## Text shown
################

27 August 2014

Quotation of the Day

… the world has made moral progress, while the churches haven’t. Their clinging to cruel and archaic views, like demands for women’s subordination and intolerance of homosexuality, makes them seem like relics, outposts of prejudice that more and more people reject. Many of the largest denominations have taken a sharply conservative turn, driving out liberals and moderates and imposing litmus tests of political orthodoxy, which has only accelerated the decline.

08 August 2014

Waiting vs. Hustling

Today’s question comes from a reader on a planet circling Arcturus, as far as I can tell. The truth is, I’ve lost my reference, so he or she may as well have come from some distant part of the galaxy. Anyway, our Arcturian wants to know when and where did Abraham Lincoln say “Good things may come to those who wait, but only what’s left behind by those who hustle.”

It’s a good question, I guess. I’m not familiar with the saying, actually, but I’ll take a stab at it. I mean, I know it’s a twist on that old saw that says “All things come to him who waits”, but I don’t think I’ve ever run into the bit about hustling. Come to think of it, it’s kind of a wretched proverb, extolling pushy behavior by those disinclined to wait their turns. All things come to him who gets there first, and to hell with fairness, sharing, and all that crap. With an attitude like that, why bother with civilization?

################

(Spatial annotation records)
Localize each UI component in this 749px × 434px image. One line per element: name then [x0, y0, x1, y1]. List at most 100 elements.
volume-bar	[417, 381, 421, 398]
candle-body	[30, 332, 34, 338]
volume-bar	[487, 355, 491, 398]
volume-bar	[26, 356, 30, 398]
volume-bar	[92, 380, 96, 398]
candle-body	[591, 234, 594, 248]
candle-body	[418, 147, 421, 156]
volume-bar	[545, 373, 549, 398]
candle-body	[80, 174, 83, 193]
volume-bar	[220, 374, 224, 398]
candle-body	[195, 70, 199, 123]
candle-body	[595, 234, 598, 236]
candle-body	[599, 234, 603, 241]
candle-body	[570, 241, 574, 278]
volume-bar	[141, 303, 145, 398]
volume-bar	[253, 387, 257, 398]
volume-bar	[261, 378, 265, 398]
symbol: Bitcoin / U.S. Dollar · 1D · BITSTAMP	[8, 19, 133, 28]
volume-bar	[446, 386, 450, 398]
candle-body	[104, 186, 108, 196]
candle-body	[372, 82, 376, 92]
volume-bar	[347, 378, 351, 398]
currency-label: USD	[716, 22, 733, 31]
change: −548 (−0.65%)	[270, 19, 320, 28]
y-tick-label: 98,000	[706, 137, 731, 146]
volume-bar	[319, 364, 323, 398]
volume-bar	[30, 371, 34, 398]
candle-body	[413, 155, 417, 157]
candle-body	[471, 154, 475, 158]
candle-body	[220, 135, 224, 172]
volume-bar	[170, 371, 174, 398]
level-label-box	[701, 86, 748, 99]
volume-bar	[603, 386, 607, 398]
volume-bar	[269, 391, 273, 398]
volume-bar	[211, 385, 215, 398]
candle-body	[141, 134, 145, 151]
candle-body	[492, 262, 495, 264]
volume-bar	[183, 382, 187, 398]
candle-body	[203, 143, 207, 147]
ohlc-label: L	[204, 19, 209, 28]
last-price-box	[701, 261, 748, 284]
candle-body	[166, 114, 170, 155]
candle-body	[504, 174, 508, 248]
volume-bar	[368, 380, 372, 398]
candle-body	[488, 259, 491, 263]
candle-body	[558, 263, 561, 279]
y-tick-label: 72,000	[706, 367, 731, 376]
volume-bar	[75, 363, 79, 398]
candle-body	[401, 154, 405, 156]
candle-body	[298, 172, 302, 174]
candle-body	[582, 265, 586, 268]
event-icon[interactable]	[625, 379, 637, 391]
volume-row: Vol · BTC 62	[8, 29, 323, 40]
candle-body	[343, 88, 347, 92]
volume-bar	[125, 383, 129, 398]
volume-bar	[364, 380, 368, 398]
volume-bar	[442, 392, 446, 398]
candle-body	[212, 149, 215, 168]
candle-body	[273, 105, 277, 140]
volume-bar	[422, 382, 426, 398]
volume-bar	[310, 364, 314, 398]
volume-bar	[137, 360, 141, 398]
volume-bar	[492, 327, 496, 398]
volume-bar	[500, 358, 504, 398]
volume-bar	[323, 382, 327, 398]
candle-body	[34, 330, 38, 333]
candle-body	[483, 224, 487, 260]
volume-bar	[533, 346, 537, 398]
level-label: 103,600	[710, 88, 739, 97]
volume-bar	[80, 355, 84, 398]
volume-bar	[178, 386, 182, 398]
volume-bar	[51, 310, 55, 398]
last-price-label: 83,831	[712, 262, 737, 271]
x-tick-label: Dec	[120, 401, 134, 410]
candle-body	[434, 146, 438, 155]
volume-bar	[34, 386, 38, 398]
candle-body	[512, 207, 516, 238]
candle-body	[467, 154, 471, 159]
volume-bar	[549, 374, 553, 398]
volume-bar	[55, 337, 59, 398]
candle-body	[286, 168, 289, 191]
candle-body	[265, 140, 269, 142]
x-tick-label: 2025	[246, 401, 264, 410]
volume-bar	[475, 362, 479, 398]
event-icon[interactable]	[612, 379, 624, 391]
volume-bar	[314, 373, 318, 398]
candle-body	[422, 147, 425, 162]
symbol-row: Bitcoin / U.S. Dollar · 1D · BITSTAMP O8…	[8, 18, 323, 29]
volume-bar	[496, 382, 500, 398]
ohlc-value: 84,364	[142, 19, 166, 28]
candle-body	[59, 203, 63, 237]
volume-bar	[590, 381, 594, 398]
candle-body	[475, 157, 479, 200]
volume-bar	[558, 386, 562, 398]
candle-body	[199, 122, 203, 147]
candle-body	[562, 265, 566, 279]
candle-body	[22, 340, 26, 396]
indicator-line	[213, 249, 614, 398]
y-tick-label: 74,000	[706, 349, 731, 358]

################

## Problems and tasks
• 1. Update the blog text between "27 August 2014" and "accelerated the decline.", inclusive, replacing "churches" with "congregations".
• 2. Please quote the listing word for word, from its first line through the line holding "379, 637, 391]", inclusive.

## The answers
• 1.
27 August 2014

Quotation of the Day

… the world has made moral progress, while the congregations haven’t. Their clinging to cruel and archaic views, like demands for women’s subordination and intolerance of homosexuality, makes them seem like relics, outposts of prejudice that more and more people reject. Many of the largest denominations have taken a sharply conservative turn, driving out liberals and moderates and imposing litmus tests of political orthodoxy, which has only accelerated the decline.

• 2.
Localize each UI component in this 749px × 434px image. One line per element: name then [x0, y0, x1, y1]. List at most 100 elements.
volume-bar	[417, 381, 421, 398]
candle-body	[30, 332, 34, 338]
volume-bar	[487, 355, 491, 398]
volume-bar	[26, 356, 30, 398]
volume-bar	[92, 380, 96, 398]
candle-body	[591, 234, 594, 248]
candle-body	[418, 147, 421, 156]
volume-bar	[545, 373, 549, 398]
candle-body	[80, 174, 83, 193]
volume-bar	[220, 374, 224, 398]
candle-body	[195, 70, 199, 123]
candle-body	[595, 234, 598, 236]
candle-body	[599, 234, 603, 241]
candle-body	[570, 241, 574, 278]
volume-bar	[141, 303, 145, 398]
volume-bar	[253, 387, 257, 398]
volume-bar	[261, 378, 265, 398]
symbol: Bitcoin / U.S. Dollar · 1D · BITSTAMP	[8, 19, 133, 28]
volume-bar	[446, 386, 450, 398]
candle-body	[104, 186, 108, 196]
candle-body	[372, 82, 376, 92]
volume-bar	[347, 378, 351, 398]
currency-label: USD	[716, 22, 733, 31]
change: −548 (−0.65%)	[270, 19, 320, 28]
y-tick-label: 98,000	[706, 137, 731, 146]
volume-bar	[319, 364, 323, 398]
volume-bar	[30, 371, 34, 398]
candle-body	[413, 155, 417, 157]
candle-body	[471, 154, 475, 158]
candle-body	[220, 135, 224, 172]
volume-bar	[170, 371, 174, 398]
level-label-box	[701, 86, 748, 99]
volume-bar	[603, 386, 607, 398]
volume-bar	[269, 391, 273, 398]
volume-bar	[211, 385, 215, 398]
candle-body	[141, 134, 145, 151]
candle-body	[492, 262, 495, 264]
volume-bar	[183, 382, 187, 398]
candle-body	[203, 143, 207, 147]
ohlc-label: L	[204, 19, 209, 28]
last-price-box	[701, 261, 748, 284]
candle-body	[166, 114, 170, 155]
candle-body	[504, 174, 508, 248]
volume-bar	[368, 380, 372, 398]
candle-body	[488, 259, 491, 263]
candle-body	[558, 263, 561, 279]
y-tick-label: 72,000	[706, 367, 731, 376]
volume-bar	[75, 363, 79, 398]
candle-body	[401, 154, 405, 156]
candle-body	[298, 172, 302, 174]
candle-body	[582, 265, 586, 268]
event-icon[interactable]	[625, 379, 637, 391]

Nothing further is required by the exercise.